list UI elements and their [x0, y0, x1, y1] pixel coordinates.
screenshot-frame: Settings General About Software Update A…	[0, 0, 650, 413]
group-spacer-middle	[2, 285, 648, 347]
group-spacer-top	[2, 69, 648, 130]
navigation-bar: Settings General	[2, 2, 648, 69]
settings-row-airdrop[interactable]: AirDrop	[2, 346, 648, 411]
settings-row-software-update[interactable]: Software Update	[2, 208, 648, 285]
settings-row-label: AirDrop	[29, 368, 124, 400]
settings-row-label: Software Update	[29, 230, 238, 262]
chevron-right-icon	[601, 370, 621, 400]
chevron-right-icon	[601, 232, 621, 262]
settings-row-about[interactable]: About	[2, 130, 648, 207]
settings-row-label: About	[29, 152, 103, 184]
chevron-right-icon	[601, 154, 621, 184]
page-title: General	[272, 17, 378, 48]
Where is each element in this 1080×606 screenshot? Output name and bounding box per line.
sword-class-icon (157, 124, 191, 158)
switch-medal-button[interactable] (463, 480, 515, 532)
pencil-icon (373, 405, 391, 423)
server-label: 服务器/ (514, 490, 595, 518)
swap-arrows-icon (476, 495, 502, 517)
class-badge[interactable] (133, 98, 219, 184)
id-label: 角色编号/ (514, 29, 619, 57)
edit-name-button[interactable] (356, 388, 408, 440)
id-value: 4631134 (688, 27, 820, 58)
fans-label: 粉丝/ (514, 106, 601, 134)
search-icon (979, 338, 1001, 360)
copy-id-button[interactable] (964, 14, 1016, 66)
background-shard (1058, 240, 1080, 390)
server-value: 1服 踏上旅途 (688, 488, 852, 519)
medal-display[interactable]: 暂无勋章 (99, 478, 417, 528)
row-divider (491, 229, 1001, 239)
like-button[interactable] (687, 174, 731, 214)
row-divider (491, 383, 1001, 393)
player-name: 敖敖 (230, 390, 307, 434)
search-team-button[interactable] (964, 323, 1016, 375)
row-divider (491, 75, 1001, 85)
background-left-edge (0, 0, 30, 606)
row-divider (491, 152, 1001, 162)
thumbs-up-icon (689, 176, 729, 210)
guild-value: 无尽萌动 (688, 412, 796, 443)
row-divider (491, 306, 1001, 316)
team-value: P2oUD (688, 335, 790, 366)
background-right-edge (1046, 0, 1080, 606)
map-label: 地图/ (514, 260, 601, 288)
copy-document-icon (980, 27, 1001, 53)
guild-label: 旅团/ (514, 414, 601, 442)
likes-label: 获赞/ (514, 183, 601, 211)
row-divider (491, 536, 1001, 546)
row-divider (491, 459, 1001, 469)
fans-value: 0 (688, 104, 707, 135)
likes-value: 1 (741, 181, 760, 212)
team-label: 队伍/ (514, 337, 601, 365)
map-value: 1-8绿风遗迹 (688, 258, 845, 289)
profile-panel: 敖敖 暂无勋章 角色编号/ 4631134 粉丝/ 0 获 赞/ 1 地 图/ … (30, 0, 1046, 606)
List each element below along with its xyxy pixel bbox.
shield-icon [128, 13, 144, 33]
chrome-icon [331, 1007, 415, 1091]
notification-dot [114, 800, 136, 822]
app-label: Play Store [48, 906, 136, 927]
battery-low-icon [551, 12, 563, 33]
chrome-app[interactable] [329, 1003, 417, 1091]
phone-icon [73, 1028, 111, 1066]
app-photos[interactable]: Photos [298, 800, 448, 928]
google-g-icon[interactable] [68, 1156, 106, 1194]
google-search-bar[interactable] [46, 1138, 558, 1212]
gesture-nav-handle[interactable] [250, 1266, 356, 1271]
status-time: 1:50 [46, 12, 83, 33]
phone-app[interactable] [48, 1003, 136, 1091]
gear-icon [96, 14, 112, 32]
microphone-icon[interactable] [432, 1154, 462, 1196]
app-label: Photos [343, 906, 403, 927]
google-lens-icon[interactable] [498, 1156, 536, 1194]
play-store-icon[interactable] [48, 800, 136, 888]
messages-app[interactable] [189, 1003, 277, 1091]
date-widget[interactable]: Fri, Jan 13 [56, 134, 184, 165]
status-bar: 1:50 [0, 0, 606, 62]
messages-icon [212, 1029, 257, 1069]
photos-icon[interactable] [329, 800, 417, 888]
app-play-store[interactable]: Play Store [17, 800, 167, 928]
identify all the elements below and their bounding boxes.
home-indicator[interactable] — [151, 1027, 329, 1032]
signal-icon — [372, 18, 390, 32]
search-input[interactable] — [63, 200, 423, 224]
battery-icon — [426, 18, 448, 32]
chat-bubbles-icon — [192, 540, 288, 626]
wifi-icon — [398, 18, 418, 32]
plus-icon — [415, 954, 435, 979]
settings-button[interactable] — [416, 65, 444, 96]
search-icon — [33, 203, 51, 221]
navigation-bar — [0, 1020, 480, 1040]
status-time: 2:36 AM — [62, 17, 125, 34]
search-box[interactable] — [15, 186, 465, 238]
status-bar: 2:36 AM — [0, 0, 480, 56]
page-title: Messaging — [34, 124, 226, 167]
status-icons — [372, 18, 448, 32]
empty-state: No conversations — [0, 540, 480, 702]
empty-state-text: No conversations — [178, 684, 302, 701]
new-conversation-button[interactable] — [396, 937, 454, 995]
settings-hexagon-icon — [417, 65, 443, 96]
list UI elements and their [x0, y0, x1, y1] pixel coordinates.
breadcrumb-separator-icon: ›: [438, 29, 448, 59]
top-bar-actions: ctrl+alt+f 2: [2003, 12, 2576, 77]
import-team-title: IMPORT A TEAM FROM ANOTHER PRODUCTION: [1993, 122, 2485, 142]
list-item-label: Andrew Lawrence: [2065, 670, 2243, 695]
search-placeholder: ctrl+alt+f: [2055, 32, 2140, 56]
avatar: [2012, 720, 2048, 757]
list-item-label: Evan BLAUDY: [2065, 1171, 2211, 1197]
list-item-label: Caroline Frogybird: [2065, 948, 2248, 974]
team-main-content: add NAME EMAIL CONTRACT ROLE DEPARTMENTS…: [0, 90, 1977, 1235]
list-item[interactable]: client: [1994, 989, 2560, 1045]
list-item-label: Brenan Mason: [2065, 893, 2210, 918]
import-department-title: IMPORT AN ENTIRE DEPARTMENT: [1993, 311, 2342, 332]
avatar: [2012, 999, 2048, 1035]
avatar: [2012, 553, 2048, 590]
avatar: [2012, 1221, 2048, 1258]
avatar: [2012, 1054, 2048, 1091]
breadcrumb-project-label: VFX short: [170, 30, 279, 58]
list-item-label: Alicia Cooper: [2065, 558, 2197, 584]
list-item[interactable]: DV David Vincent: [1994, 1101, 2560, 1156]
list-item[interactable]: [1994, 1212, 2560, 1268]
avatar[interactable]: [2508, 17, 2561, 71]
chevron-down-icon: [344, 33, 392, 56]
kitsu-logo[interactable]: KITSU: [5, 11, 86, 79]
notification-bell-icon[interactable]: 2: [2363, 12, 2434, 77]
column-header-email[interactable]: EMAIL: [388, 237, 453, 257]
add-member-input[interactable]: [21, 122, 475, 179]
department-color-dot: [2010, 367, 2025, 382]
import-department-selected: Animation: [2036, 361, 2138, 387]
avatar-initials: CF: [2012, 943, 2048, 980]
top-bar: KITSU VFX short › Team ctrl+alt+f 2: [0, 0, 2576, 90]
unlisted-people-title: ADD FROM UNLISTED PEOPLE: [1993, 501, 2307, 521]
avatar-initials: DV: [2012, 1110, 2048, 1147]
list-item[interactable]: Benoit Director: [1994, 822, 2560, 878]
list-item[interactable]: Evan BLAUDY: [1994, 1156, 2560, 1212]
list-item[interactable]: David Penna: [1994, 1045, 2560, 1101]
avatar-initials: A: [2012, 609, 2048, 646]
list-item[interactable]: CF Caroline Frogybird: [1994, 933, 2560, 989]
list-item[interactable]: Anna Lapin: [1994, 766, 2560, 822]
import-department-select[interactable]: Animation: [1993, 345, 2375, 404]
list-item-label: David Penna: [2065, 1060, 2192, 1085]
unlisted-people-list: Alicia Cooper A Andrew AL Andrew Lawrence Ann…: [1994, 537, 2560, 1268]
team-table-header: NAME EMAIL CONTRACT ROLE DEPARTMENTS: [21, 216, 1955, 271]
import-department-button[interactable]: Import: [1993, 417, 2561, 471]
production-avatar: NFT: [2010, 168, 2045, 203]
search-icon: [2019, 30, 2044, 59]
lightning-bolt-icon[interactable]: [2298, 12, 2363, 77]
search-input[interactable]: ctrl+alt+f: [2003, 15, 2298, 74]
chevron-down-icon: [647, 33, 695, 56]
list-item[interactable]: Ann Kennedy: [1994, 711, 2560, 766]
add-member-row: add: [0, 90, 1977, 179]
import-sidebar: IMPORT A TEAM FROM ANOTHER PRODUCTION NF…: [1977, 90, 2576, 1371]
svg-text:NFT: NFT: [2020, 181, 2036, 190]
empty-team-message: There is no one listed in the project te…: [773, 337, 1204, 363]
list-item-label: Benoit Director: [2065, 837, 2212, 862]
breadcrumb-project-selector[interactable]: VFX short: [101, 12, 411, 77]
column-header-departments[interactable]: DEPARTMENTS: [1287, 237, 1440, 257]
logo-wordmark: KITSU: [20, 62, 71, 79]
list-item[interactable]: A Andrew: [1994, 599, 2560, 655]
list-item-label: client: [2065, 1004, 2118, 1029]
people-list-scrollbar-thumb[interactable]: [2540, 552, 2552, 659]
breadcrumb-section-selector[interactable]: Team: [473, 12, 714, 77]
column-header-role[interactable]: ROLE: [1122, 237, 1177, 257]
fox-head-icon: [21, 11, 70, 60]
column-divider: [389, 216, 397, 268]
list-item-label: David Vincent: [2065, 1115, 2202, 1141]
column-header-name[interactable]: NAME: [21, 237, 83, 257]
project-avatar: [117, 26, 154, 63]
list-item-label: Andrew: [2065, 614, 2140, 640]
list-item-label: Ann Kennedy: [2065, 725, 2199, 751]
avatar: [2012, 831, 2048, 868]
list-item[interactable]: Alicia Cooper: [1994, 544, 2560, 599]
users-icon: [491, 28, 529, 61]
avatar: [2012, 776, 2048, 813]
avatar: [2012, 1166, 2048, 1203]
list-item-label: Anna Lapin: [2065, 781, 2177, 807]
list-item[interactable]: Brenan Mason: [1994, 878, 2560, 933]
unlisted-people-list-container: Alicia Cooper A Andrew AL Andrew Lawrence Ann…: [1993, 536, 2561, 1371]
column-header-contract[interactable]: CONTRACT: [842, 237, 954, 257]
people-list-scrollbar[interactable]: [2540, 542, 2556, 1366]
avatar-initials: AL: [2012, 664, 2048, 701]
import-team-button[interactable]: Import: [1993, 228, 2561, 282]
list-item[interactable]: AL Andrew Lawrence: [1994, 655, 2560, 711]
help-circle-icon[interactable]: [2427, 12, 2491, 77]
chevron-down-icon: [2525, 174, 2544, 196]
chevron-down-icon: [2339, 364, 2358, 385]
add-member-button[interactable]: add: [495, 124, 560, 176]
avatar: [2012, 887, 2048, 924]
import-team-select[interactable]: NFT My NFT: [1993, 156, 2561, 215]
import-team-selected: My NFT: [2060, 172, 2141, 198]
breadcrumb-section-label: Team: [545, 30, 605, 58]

** INSTRUCTION **
Render the data from its first line through the line that contains "17, 378, 48]", both included, as a numbered list, leaving out any blank lines.

** EXPECTED ANSWER **
1. list UI elements and their [x0, y0, x1, y1] pixel coordinates.
2. screenshot-frame: Settings General About Software Update A…	[0, 0, 650, 413]
3. group-spacer-middle	[2, 285, 648, 347]
4. group-spacer-top	[2, 69, 648, 130]
5. navigation-bar: Settings General	[2, 2, 648, 69]
6. settings-row-airdrop[interactable]: AirDrop	[2, 346, 648, 411]
7. settings-row-software-update[interactable]: Software Update	[2, 208, 648, 285]
8. settings-row-label: AirDrop	[29, 368, 124, 400]
9. settings-row-label: Software Update	[29, 230, 238, 262]
10. chevron-right-icon	[601, 370, 621, 400]
11. chevron-right-icon	[601, 232, 621, 262]
12. settings-row-about[interactable]: About	[2, 130, 648, 207]
13. settings-row-label: About	[29, 152, 103, 184]
14. chevron-right-icon	[601, 154, 621, 184]
15. page-title: General	[272, 17, 378, 48]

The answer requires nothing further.